▶ SOURCE RECORDS:

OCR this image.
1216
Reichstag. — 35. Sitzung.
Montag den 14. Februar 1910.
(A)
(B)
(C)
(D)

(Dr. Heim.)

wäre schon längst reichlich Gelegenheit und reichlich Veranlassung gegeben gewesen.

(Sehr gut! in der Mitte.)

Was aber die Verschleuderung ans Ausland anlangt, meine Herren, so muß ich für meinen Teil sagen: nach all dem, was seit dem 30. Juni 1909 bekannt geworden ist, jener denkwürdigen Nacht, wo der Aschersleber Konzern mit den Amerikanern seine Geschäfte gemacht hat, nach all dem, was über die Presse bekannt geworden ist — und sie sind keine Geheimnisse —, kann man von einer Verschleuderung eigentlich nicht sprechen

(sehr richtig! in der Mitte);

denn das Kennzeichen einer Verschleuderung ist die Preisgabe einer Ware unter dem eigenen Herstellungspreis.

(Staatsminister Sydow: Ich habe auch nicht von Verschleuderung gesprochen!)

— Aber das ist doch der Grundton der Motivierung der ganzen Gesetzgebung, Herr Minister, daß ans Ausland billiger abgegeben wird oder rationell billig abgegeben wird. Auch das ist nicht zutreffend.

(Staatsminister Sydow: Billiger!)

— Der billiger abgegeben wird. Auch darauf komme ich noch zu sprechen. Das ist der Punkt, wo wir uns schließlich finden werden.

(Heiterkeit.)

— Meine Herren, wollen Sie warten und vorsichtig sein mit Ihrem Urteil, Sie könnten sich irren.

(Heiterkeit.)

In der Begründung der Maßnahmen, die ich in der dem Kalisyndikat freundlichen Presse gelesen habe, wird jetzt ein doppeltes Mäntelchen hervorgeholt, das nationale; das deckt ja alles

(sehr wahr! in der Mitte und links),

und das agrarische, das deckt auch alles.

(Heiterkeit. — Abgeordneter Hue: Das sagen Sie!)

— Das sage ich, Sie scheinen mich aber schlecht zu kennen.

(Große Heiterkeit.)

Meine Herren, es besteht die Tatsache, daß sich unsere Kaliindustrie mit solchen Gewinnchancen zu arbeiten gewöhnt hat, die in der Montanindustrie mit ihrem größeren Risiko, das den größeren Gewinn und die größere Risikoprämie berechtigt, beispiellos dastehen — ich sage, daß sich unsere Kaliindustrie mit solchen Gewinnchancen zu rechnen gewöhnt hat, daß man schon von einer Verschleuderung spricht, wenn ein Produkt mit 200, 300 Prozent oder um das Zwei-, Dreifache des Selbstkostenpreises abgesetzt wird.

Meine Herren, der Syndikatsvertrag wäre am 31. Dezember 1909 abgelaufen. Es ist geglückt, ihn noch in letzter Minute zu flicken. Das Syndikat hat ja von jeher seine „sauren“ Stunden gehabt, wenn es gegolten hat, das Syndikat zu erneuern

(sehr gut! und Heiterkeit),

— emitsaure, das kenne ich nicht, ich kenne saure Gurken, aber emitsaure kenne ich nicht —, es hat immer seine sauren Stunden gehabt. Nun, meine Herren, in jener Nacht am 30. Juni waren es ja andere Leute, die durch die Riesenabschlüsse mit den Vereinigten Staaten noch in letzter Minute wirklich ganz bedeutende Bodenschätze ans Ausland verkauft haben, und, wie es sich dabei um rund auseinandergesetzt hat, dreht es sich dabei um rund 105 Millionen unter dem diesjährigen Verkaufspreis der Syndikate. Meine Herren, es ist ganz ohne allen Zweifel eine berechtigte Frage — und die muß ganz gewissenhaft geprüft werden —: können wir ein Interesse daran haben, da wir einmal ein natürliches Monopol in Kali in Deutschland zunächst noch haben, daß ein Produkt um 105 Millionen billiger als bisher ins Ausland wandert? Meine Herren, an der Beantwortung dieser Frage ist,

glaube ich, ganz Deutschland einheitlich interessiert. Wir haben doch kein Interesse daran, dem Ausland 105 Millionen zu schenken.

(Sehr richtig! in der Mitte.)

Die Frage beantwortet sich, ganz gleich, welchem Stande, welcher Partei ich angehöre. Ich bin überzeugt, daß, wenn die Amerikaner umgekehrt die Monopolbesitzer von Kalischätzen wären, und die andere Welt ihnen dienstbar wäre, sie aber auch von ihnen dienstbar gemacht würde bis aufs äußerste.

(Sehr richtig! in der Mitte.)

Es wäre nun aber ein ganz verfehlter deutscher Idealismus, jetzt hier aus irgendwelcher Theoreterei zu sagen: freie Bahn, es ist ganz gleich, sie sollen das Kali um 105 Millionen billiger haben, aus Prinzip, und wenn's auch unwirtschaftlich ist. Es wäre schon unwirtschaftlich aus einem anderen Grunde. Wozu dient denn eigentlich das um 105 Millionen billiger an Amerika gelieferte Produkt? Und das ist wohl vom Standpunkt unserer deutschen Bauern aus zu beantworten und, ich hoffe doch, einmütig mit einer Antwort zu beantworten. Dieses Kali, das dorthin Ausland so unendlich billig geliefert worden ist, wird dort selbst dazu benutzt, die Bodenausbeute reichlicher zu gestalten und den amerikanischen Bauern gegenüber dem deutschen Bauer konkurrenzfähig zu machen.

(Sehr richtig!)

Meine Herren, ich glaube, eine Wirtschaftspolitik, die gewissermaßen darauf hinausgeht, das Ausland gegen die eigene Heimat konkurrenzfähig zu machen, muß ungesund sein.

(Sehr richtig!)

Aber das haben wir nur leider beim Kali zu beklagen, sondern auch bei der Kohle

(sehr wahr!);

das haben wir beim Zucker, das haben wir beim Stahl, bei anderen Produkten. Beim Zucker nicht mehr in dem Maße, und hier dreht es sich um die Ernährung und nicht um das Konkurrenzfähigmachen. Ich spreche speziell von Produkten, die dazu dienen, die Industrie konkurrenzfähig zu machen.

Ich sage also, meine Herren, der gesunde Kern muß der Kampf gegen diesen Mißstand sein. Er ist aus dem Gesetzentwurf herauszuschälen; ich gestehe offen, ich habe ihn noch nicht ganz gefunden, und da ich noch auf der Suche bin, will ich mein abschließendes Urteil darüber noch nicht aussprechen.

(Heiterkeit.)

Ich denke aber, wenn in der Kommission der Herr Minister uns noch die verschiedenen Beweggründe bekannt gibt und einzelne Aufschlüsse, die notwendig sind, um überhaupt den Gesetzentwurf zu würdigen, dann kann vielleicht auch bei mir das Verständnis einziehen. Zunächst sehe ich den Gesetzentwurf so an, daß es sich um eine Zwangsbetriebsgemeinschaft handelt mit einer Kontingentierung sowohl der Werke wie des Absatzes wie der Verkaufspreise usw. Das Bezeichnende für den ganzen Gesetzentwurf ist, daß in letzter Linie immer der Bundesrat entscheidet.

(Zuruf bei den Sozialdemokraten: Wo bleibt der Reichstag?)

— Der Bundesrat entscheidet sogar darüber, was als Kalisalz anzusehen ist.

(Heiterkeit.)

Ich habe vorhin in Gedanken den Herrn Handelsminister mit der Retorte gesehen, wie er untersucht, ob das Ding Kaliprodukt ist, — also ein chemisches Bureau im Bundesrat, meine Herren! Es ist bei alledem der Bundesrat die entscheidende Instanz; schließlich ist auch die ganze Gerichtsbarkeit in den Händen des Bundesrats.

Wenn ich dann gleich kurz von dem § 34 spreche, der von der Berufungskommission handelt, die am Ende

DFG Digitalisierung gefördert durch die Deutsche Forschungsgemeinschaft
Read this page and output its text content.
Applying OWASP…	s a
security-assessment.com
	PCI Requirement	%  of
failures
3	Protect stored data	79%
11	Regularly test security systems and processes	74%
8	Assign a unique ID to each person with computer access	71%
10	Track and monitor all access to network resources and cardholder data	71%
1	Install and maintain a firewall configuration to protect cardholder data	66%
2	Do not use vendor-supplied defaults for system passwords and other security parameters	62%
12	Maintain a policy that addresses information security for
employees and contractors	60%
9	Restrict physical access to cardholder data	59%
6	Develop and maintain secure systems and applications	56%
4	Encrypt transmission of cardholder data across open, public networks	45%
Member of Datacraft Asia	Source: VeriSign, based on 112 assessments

▶ AIM: Select, from the listing, all lines that include the word "alles".

▶ REPLY TO THE EXERCISE:
In der Begründung der Maßnahmen, die ich in der dem Kalisyndikat freundlichen Presse gelesen habe, wird jetzt ein doppeltes Mäntelchen hervorgeholt, das nationale; das deckt ja alles
und das agrarische, das deckt auch alles.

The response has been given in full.